[START]

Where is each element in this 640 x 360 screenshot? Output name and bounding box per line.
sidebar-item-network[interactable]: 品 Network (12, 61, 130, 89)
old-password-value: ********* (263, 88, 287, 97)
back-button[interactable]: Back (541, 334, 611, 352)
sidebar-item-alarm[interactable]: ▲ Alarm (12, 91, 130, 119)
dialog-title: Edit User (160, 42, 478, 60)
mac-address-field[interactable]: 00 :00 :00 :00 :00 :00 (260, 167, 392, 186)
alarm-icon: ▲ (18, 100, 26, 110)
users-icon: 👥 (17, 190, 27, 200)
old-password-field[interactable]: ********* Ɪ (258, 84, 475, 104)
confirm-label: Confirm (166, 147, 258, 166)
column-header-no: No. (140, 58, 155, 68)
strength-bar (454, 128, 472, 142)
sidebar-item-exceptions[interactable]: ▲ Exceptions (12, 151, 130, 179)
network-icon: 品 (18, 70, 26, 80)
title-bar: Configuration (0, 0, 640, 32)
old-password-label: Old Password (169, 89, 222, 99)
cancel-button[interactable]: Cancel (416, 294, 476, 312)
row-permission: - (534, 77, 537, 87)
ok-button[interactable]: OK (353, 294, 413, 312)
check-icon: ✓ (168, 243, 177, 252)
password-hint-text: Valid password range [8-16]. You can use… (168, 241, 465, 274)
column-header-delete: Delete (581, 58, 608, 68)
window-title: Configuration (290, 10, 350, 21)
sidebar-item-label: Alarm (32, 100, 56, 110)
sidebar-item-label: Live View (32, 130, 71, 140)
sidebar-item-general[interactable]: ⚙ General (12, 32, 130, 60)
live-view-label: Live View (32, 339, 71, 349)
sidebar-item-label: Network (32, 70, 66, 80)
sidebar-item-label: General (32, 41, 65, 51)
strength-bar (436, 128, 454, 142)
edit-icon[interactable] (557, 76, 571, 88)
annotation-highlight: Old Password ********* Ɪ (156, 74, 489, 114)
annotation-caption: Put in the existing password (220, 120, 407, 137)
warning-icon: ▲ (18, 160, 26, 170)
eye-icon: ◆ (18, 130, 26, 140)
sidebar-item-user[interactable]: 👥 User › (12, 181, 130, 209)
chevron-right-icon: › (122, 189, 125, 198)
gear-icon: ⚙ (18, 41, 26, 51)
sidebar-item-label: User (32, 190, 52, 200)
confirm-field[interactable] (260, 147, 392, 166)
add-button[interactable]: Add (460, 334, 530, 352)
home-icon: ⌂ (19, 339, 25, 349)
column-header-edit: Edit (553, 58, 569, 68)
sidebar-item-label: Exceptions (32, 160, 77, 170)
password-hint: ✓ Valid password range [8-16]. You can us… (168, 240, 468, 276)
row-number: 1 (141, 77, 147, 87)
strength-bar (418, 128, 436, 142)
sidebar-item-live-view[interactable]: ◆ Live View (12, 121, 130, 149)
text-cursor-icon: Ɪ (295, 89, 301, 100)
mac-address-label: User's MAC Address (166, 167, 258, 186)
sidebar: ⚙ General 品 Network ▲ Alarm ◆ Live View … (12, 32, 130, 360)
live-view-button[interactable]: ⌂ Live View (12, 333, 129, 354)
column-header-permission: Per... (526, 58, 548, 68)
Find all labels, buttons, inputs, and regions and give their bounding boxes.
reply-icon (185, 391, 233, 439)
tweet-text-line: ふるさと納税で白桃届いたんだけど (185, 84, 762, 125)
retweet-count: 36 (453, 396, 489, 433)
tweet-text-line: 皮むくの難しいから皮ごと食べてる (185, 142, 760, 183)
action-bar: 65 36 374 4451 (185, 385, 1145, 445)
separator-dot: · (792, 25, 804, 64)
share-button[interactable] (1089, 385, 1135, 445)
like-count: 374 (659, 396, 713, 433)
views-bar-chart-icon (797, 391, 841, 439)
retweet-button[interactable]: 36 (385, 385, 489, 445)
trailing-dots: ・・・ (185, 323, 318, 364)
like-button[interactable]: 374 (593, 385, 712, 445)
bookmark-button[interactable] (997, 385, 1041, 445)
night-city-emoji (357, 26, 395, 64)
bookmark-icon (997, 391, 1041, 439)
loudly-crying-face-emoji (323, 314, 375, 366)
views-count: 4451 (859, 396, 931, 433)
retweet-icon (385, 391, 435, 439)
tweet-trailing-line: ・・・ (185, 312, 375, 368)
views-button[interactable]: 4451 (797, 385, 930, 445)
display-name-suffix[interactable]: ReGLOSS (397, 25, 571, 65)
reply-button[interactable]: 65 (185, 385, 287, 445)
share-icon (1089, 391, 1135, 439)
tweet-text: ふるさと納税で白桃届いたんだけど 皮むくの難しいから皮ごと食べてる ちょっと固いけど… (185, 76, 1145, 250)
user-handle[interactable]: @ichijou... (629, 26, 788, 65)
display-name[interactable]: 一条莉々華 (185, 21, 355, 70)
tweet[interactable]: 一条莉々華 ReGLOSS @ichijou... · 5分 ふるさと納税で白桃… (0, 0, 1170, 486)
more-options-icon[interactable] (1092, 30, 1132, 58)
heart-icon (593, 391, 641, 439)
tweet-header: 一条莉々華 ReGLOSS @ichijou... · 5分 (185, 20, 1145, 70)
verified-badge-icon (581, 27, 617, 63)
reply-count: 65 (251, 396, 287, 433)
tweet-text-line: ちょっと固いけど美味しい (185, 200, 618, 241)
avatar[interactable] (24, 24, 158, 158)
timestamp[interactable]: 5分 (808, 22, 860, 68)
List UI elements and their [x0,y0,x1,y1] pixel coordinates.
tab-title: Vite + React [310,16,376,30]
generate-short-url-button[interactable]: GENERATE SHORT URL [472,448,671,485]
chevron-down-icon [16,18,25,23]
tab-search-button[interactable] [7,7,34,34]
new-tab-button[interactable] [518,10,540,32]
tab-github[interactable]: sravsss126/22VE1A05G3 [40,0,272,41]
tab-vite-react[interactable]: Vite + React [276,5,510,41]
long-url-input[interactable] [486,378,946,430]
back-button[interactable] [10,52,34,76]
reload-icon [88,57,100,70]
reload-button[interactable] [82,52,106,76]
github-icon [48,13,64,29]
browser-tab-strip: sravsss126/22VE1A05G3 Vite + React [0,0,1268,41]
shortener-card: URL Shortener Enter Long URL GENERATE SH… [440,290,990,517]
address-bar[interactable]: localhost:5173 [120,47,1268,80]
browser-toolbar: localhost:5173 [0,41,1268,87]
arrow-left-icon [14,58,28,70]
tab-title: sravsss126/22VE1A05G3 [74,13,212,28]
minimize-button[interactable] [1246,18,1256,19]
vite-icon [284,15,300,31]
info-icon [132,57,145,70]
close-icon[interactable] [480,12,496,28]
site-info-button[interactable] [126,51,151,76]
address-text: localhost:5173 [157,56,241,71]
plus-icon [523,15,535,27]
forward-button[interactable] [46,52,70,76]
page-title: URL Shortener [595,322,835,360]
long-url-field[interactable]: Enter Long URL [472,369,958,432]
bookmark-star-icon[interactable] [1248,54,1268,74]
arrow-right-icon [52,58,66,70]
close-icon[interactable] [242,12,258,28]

[END]

### WORK TO COMPLETE
Copy every line of the items above word for word, with nothing changed, added or left out.

### OUTPUT BELOW
Where is each element in this 640 x 360 screenshot? Output name and bounding box per line.
sidebar-item-network[interactable]: 品 Network (12, 61, 130, 89)
old-password-value: ********* (263, 88, 287, 97)
back-button[interactable]: Back (541, 334, 611, 352)
sidebar-item-alarm[interactable]: ▲ Alarm (12, 91, 130, 119)
dialog-title: Edit User (160, 42, 478, 60)
mac-address-field[interactable]: 00 :00 :00 :00 :00 :00 (260, 167, 392, 186)
alarm-icon: ▲ (18, 100, 26, 110)
users-icon: 👥 (17, 190, 27, 200)
old-password-field[interactable]: ********* Ɪ (258, 84, 475, 104)
confirm-label: Confirm (166, 147, 258, 166)
column-header-no: No. (140, 58, 155, 68)
strength-bar (454, 128, 472, 142)
sidebar-item-exceptions[interactable]: ▲ Exceptions (12, 151, 130, 179)
network-icon: 品 (18, 70, 26, 80)
title-bar: Configuration (0, 0, 640, 32)
old-password-label: Old Password (169, 89, 222, 99)
cancel-button[interactable]: Cancel (416, 294, 476, 312)
row-permission: - (534, 77, 537, 87)
ok-button[interactable]: OK (353, 294, 413, 312)
check-icon: ✓ (168, 243, 177, 252)
password-hint-text: Valid password range [8-16]. You can use… (168, 241, 465, 274)
column-header-delete: Delete (581, 58, 608, 68)
window-title: Configuration (290, 10, 350, 21)
sidebar-item-label: Alarm (32, 100, 56, 110)
sidebar-item-label: Live View (32, 130, 71, 140)
sidebar-item-general[interactable]: ⚙ General (12, 32, 130, 60)
live-view-label: Live View (32, 339, 71, 349)
sidebar-item-label: Network (32, 70, 66, 80)
sidebar-item-label: General (32, 41, 65, 51)
strength-bar (436, 128, 454, 142)
edit-icon[interactable] (557, 76, 571, 88)
annotation-highlight: Old Password ********* Ɪ (156, 74, 489, 114)
annotation-caption: Put in the existing password (220, 120, 407, 137)
warning-icon: ▲ (18, 160, 26, 170)
eye-icon: ◆ (18, 130, 26, 140)
sidebar-item-user[interactable]: 👥 User › (12, 181, 130, 209)
chevron-right-icon: › (122, 189, 125, 198)
gear-icon: ⚙ (18, 41, 26, 51)
sidebar-item-label: User (32, 190, 52, 200)
confirm-field[interactable] (260, 147, 392, 166)
add-button[interactable]: Add (460, 334, 530, 352)
home-icon: ⌂ (19, 339, 25, 349)
column-header-edit: Edit (553, 58, 569, 68)
sidebar-item-label: Exceptions (32, 160, 77, 170)
password-hint: ✓ Valid password range [8-16]. You can us… (168, 240, 468, 276)
row-number: 1 (141, 77, 147, 87)
strength-bar (418, 128, 436, 142)
sidebar-item-live-view[interactable]: ◆ Live View (12, 121, 130, 149)
text-cursor-icon: Ɪ (295, 89, 301, 100)
mac-address-label: User's MAC Address (166, 167, 258, 186)
sidebar: ⚙ General 品 Network ▲ Alarm ◆ Live View … (12, 32, 130, 360)
live-view-button[interactable]: ⌂ Live View (12, 333, 129, 354)
column-header-permission: Per... (526, 58, 548, 68)
Find all labels, buttons, inputs, and regions and give their bounding boxes.
reply-icon (185, 391, 233, 439)
tweet-text-line: ふるさと納税で白桃届いたんだけど (185, 84, 762, 125)
retweet-count: 36 (453, 396, 489, 433)
tweet-text-line: 皮むくの難しいから皮ごと食べてる (185, 142, 760, 183)
action-bar: 65 36 374 4451 (185, 385, 1145, 445)
separator-dot: · (792, 25, 804, 64)
share-button[interactable] (1089, 385, 1135, 445)
like-count: 374 (659, 396, 713, 433)
views-bar-chart-icon (797, 391, 841, 439)
retweet-button[interactable]: 36 (385, 385, 489, 445)
trailing-dots: ・・・ (185, 323, 318, 364)
like-button[interactable]: 374 (593, 385, 712, 445)
bookmark-button[interactable] (997, 385, 1041, 445)
night-city-emoji (357, 26, 395, 64)
bookmark-icon (997, 391, 1041, 439)
loudly-crying-face-emoji (323, 314, 375, 366)
views-count: 4451 (859, 396, 931, 433)
retweet-icon (385, 391, 435, 439)
tweet-trailing-line: ・・・ (185, 312, 375, 368)
views-button[interactable]: 4451 (797, 385, 930, 445)
display-name-suffix[interactable]: ReGLOSS (397, 25, 571, 65)
reply-button[interactable]: 65 (185, 385, 287, 445)
share-icon (1089, 391, 1135, 439)
tweet-text: ふるさと納税で白桃届いたんだけど 皮むくの難しいから皮ごと食べてる ちょっと固いけど… (185, 76, 1145, 250)
user-handle[interactable]: @ichijou... (629, 26, 788, 65)
display-name[interactable]: 一条莉々華 (185, 21, 355, 70)
tweet[interactable]: 一条莉々華 ReGLOSS @ichijou... · 5分 ふるさと納税で白桃… (0, 0, 1170, 486)
more-options-icon[interactable] (1092, 30, 1132, 58)
heart-icon (593, 391, 641, 439)
tweet-header: 一条莉々華 ReGLOSS @ichijou... · 5分 (185, 20, 1145, 70)
verified-badge-icon (581, 27, 617, 63)
reply-count: 65 (251, 396, 287, 433)
tweet-text-line: ちょっと固いけど美味しい (185, 200, 618, 241)
avatar[interactable] (24, 24, 158, 158)
timestamp[interactable]: 5分 (808, 22, 860, 68)
List UI elements and their [x0,y0,x1,y1] pixel coordinates.
tab-title: Vite + React [310,16,376,30]
generate-short-url-button[interactable]: GENERATE SHORT URL [472,448,671,485]
chevron-down-icon [16,18,25,23]
tab-search-button[interactable] [7,7,34,34]
new-tab-button[interactable] [518,10,540,32]
tab-github[interactable]: sravsss126/22VE1A05G3 [40,0,272,41]
tab-vite-react[interactable]: Vite + React [276,5,510,41]
long-url-input[interactable] [486,378,946,430]
back-button[interactable] [10,52,34,76]
reload-icon [88,57,100,70]
reload-button[interactable] [82,52,106,76]
github-icon [48,13,64,29]
browser-tab-strip: sravsss126/22VE1A05G3 Vite + React [0,0,1268,41]
shortener-card: URL Shortener Enter Long URL GENERATE SH… [440,290,990,517]
address-bar[interactable]: localhost:5173 [120,47,1268,80]
browser-toolbar: localhost:5173 [0,41,1268,87]
arrow-left-icon [14,58,28,70]
tab-title: sravsss126/22VE1A05G3 [74,13,212,28]
minimize-button[interactable] [1246,18,1256,19]
vite-icon [284,15,300,31]
info-icon [132,57,145,70]
close-icon[interactable] [480,12,496,28]
site-info-button[interactable] [126,51,151,76]
address-text: localhost:5173 [157,56,241,71]
plus-icon [523,15,535,27]
forward-button[interactable] [46,52,70,76]
page-title: URL Shortener [595,322,835,360]
long-url-field[interactable]: Enter Long URL [472,369,958,432]
bookmark-star-icon[interactable] [1248,54,1268,74]
arrow-right-icon [52,58,66,70]
close-icon[interactable] [242,12,258,28]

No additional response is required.